## REQUIREMENT
Present every line in which the string "learners" appears.

--- BEGIN STORED ROWS ---

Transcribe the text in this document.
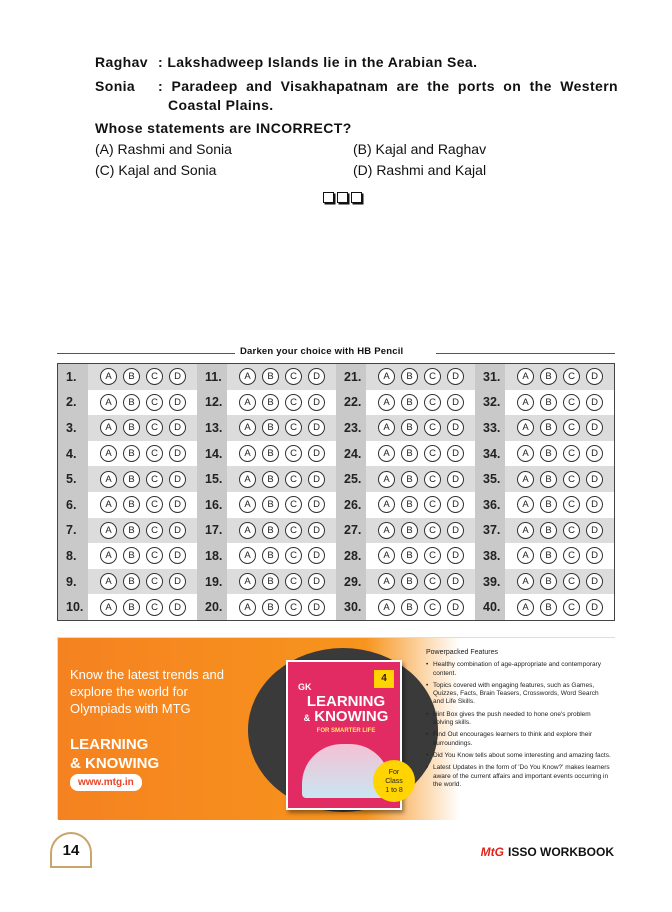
Raghav : Lakshadweep Islands lie in the Arabian Sea.
Sonia : Paradeep and Visakhapatnam are the ports on the Western
Coastal Plains.
Whose statements are INCORRECT?
(A) Rashmi and Sonia	(B) Kajal and Raghav
(C) Kajal and Sonia	(D) Rashmi and Kajal
Darken your choice with HB Pencil
1.	A	B	C	D	11.	A	B	C	D	21.	A	B	C	D	31.	A	B	C	D
2.	A	B	C	D	12.	A	B	C	D	22.	A	B	C	D	32.	A	B	C	D
3.	A	B	C	D	13.	A	B	C	D	23.	A	B	C	D	33.	A	B	C	D
4.	A	B	C	D	14.	A	B	C	D	24.	A	B	C	D	34.	A	B	C	D
5.	A	B	C	D	15.	A	B	C	D	25.	A	B	C	D	35.	A	B	C	D
6.	A	B	C	D	16.	A	B	C	D	26.	A	B	C	D	36.	A	B	C	D
7.	A	B	C	D	17.	A	B	C	D	27.	A	B	C	D	37.	A	B	C	D
8.	A	B	C	D	18.	A	B	C	D	28.	A	B	C	D	38.	A	B	C	D
9.	A	B	C	D	19.	A	B	C	D	29.	A	B	C	D	39.	A	B	C	D
10.	A	B	C	D	20.	A	B	C	D	30.	A	B	C	D	40.	A	B	C	D
Know the latest trends and explore the world for Olympiads with MTG
LEARNING
& KNOWING
www.mtg.in
4
GK
LEARNING
& KNOWING
FOR SMARTER LIFE
For
Class
1 to 8
Powerpacked Features
• Healthy combination of age-appropriate and contemporary content.
• Topics covered with engaging features, such as Games, Quizzes, Facts, Brain Teasers, Crosswords, Word Search and Life Skills.
• Hint Box gives the push needed to hone one's problem solving skills.
• Find Out encourages learners to think and explore their surroundings.
• Did You Know tells about some interesting and amazing facts.
• Latest Updates in the form of 'Do You Know?' makes learners aware of the current affairs and important events occurring in the world.
14	MtG ISSO WORKBOOK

--- END STORED ROWS ---

## EXERCISE RESPONSE
• Find Out encourages learners to think and explore their surroundings.
• Latest Updates in the form of 'Do You Know?' makes learners aware of the current affairs and important events occurring in the world.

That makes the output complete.